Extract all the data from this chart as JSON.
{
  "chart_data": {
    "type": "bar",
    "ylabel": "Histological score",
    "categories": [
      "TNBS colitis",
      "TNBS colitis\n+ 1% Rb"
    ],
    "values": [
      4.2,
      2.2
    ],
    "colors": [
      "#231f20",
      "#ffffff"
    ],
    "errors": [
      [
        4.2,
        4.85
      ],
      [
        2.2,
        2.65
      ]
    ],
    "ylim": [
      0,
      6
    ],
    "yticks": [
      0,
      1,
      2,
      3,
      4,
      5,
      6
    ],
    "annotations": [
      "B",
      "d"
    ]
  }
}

━━━━━━

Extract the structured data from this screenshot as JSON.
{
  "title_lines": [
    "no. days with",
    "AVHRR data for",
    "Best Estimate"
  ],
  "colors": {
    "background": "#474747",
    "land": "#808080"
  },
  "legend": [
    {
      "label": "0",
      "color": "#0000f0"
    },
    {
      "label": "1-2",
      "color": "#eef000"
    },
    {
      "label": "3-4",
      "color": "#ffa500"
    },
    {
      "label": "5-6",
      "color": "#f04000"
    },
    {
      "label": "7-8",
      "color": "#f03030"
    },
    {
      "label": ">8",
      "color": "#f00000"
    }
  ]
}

━━━━━━

• **Task instructions**
Find every line in the records above that contains the word "this", and copy each one.

• **In response**
Extract all the data from this chart as JSON.
Extract the structured data from this screenshot as JSON.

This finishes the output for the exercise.